Short problem
Copy, from the entries below, each line where the word "page" can be found.

Saved entries

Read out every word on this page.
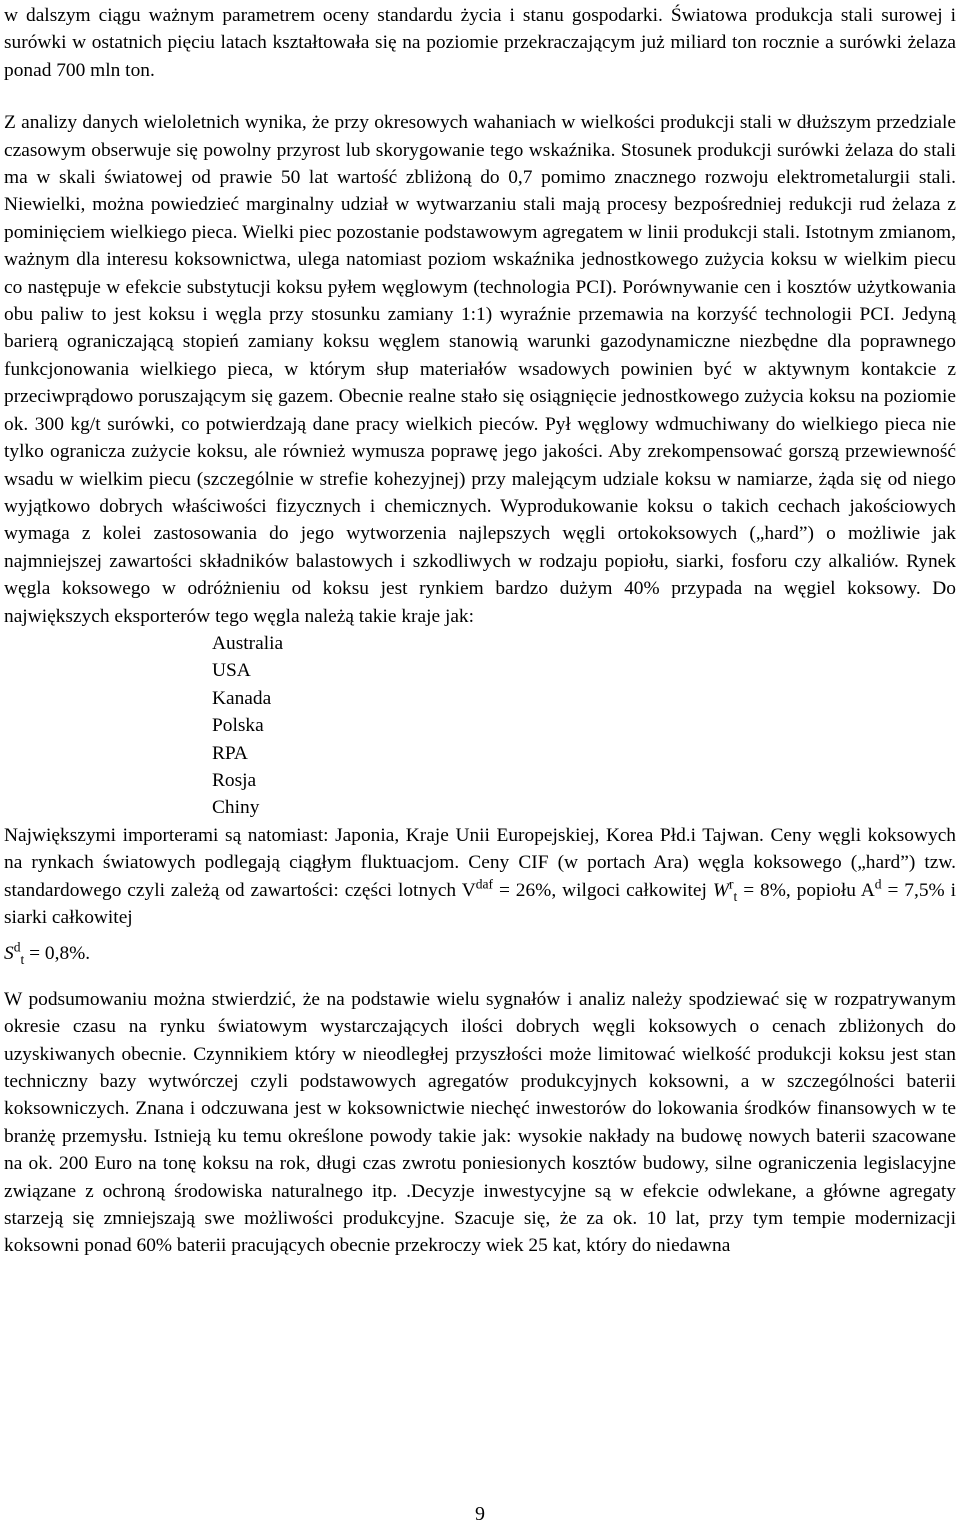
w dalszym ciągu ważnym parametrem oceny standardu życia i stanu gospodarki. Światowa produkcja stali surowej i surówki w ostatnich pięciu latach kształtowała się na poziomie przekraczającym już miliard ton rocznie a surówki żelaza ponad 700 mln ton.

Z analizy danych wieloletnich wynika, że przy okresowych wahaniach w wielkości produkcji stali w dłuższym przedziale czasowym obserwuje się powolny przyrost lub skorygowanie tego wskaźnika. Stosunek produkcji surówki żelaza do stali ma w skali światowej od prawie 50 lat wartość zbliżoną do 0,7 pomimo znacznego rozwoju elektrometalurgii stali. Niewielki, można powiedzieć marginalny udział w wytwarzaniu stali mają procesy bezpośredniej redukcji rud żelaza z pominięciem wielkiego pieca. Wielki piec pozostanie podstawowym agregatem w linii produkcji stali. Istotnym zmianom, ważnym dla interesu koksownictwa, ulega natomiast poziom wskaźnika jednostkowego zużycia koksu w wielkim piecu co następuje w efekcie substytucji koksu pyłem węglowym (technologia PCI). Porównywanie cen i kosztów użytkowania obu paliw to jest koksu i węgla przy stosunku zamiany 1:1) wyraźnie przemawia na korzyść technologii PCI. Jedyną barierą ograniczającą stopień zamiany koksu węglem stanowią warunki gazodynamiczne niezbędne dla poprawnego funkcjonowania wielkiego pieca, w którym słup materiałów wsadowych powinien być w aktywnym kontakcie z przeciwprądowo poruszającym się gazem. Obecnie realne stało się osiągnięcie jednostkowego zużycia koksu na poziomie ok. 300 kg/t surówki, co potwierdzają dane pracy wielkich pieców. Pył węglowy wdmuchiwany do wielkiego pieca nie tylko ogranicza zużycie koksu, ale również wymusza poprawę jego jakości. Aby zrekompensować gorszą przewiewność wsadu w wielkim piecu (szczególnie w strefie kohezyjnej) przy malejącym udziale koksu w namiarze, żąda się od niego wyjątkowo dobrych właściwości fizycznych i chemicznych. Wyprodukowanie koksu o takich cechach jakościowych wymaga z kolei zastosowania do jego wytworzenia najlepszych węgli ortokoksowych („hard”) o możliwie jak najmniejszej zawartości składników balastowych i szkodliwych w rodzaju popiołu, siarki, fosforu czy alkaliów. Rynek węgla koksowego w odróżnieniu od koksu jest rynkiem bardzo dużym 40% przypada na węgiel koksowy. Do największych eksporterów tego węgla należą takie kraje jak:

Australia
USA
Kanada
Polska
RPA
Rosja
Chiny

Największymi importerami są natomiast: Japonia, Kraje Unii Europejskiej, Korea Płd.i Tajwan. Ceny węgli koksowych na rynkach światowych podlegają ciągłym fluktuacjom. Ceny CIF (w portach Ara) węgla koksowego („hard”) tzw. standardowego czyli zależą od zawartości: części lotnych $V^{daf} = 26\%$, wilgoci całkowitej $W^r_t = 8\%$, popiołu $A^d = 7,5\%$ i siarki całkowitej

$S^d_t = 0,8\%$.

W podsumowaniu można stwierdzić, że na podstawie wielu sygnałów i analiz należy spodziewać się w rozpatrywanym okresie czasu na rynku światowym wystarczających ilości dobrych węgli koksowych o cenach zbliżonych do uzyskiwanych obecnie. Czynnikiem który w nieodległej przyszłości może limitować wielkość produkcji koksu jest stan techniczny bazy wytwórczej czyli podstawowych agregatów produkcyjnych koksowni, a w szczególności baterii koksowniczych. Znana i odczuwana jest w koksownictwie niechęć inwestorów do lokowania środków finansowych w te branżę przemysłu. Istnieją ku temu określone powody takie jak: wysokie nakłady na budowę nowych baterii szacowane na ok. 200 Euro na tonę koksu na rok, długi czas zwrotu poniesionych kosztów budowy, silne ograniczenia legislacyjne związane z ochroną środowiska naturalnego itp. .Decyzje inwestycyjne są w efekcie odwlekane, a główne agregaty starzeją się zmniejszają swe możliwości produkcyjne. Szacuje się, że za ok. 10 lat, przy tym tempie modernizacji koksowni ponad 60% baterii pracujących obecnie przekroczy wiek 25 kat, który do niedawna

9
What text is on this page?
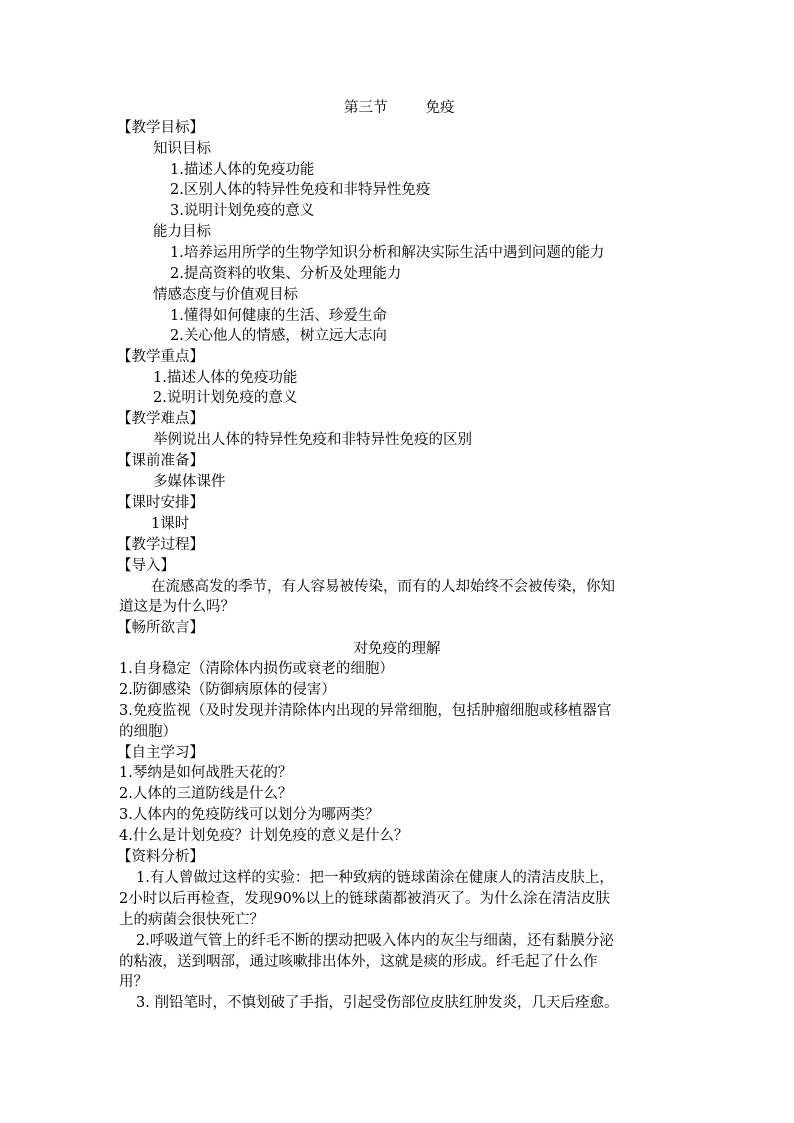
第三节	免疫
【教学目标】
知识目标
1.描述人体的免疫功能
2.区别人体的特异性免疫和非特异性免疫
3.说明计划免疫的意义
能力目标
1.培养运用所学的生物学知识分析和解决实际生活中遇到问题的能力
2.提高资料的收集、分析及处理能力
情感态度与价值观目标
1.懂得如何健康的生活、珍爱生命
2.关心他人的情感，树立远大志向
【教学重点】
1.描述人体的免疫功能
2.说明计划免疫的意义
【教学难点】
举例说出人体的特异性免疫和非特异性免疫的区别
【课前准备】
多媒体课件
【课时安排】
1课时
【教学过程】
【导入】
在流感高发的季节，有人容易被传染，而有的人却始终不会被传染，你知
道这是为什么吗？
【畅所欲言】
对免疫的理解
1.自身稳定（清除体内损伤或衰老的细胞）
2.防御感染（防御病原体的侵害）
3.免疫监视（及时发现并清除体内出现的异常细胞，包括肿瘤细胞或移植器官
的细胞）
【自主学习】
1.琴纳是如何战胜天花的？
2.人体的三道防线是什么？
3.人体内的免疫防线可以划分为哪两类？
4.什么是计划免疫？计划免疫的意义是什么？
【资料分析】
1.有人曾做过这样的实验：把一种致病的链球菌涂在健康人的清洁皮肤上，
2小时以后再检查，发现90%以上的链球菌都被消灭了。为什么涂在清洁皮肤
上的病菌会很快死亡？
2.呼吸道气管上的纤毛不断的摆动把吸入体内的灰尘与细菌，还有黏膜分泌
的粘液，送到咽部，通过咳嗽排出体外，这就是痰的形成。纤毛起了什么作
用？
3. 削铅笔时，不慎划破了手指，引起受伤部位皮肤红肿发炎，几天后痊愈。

...

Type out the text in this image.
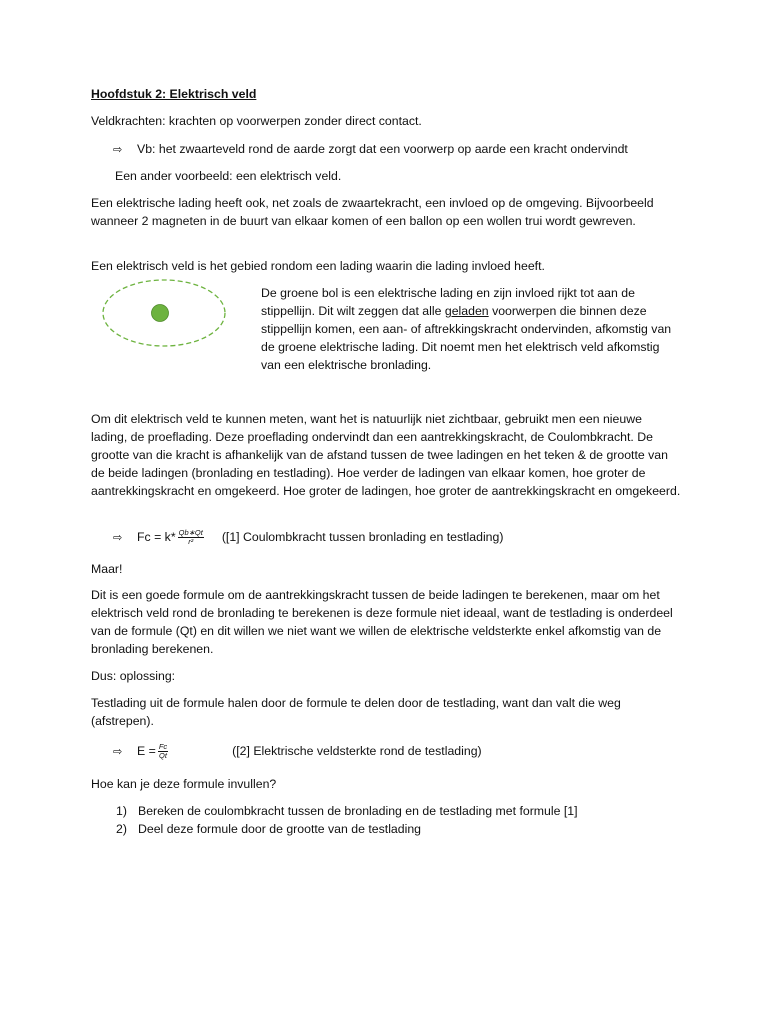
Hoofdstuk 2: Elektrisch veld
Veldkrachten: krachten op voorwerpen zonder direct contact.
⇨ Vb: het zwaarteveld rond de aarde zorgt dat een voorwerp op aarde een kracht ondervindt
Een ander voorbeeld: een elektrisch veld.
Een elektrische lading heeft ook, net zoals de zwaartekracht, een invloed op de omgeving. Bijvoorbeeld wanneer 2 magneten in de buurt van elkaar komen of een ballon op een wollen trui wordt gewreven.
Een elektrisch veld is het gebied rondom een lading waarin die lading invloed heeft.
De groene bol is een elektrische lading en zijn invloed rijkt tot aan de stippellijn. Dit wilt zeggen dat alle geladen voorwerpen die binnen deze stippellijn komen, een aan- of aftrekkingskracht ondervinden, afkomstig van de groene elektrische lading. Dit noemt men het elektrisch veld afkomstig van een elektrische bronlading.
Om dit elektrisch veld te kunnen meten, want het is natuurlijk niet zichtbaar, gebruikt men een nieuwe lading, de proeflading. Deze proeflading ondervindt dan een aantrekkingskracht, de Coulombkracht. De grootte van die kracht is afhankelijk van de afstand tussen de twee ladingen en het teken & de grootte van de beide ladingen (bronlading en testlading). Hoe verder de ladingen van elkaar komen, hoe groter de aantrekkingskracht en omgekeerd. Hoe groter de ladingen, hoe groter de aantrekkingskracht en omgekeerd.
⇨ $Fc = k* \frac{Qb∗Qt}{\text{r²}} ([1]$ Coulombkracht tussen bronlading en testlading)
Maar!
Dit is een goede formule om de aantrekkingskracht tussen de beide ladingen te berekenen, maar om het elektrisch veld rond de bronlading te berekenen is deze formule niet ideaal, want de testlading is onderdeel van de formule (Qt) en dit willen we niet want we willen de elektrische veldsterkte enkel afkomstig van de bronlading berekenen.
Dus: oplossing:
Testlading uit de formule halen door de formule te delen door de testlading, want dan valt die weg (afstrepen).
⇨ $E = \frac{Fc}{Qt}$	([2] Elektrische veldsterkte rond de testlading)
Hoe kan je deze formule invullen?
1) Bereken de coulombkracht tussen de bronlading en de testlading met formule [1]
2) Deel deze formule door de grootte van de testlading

Result of the task
Read out every word on this page.
What text is on this page?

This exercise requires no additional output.